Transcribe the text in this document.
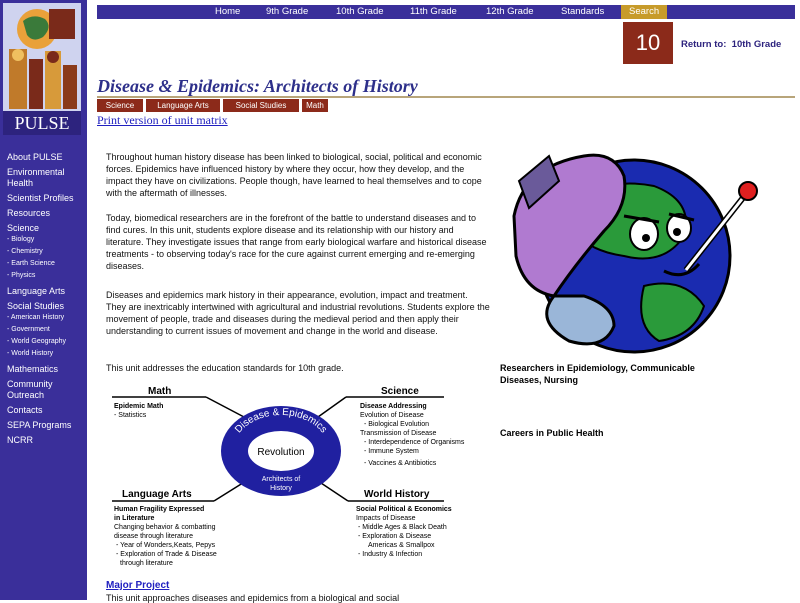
PULSE
About PULSE
Environmental Health
Scientist Profiles
Resources
Science
- Biology
- Chemistry
- Earth Science
- Physics
Language Arts
Social Studies
- American History
- Government
- World Geography
- World History
Mathematics
Community Outreach
Contacts
SEPA Programs
NCRR
Home	9th Grade	10th Grade	11th Grade	12th Grade	Standards	Search
10	Return to: 10th Grade
Disease & Epidemics: Architects of History
Science	Language Arts	Social Studies	Math
Print version of unit matrix
Throughout human history disease has been linked to biological, social, political and economic forces. Epidemics have influenced history by where they occur, how they develop, and the impact they have on civilizations. People though, have learned to heal themselves and to cope with the aftermath of illnesses.
Today, biomedical researchers are in the forefront of the battle to understand diseases and to find cures. In this unit, students explore disease and its relationship with our history and literature. They investigate issues that range from early biological warfare and historical disease treatments - to observing today's race for the cure against current emerging and re-emerging diseases.
Diseases and epidemics mark history in their appearance, evolution, impact and treatment. They are inextricably intertwined with agricultural and industrial revolutions. Students explore the movement of people, trade and diseases during the medieval period and then apply their understanding to current issues of movement and change in the world and disease.
This unit addresses the education standards for 10th grade.	Researchers in Epidemiology, Communicable Diseases, Nursing
Careers in Public Health
Disease & Epidemics
Revolution
Architects of
History
Math
Epidemic Math
- Statistics
Science
Disease Addressing
Evolution of Disease
- Biological Evolution
Transmission of Disease
- Interdependence of Organisms
- Immune System
- Vaccines & Antibiotics
Language Arts
Human Fragility Expressed
in Literature
Changing behavior & combatting
disease through literature
- Year of Wonders,Keats, Pepys
- Exploration of Trade & Disease
through literature
World History
Social Political & Economics
Impacts of Disease
- Middle Ages & Black Death
- Exploration & Disease
Americas & Smallpox
- Industry & Infection
Major Project
This unit approaches diseases and epidemics from a biological and social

☆ ☆ ☆

EXERCISE TASK:
Above are records with pictures; repeat the records exactly and leave the pictures out.

RESPONSE TO THE EXERCISE:
Transcribe the text in this document.
PULSE
About PULSE
Environmental Health
Scientist Profiles
Resources
Science
- Biology
- Chemistry
- Earth Science
- Physics
Language Arts
Social Studies
- American History
- Government
- World Geography
- World History
Mathematics
Community Outreach
Contacts
SEPA Programs
NCRR
Home	9th Grade	10th Grade	11th Grade	12th Grade	Standards	Search
10	Return to: 10th Grade
Disease & Epidemics: Architects of History
Science	Language Arts	Social Studies	Math
Print version of unit matrix
Throughout human history disease has been linked to biological, social, political and economic forces. Epidemics have influenced history by where they occur, how they develop, and the impact they have on civilizations. People though, have learned to heal themselves and to cope with the aftermath of illnesses.
Today, biomedical researchers are in the forefront of the battle to understand diseases and to find cures. In this unit, students explore disease and its relationship with our history and literature. They investigate issues that range from early biological warfare and historical disease treatments - to observing today's race for the cure against current emerging and re-emerging diseases.
Diseases and epidemics mark history in their appearance, evolution, impact and treatment. They are inextricably intertwined with agricultural and industrial revolutions. Students explore the movement of people, trade and diseases during the medieval period and then apply their understanding to current issues of movement and change in the world and disease.
This unit addresses the education standards for 10th grade.	Researchers in Epidemiology, Communicable Diseases, Nursing
Careers in Public Health
Disease & Epidemics
Revolution
Architects of
History
Math
Epidemic Math
- Statistics
Science
Disease Addressing
Evolution of Disease
- Biological Evolution
Transmission of Disease
- Interdependence of Organisms
- Immune System
- Vaccines & Antibiotics
Language Arts
Human Fragility Expressed
in Literature
Changing behavior & combatting
disease through literature
- Year of Wonders,Keats, Pepys
- Exploration of Trade & Disease
through literature
World History
Social Political & Economics
Impacts of Disease
- Middle Ages & Black Death
- Exploration & Disease
Americas & Smallpox
- Industry & Infection
Major Project
This unit approaches diseases and epidemics from a biological and social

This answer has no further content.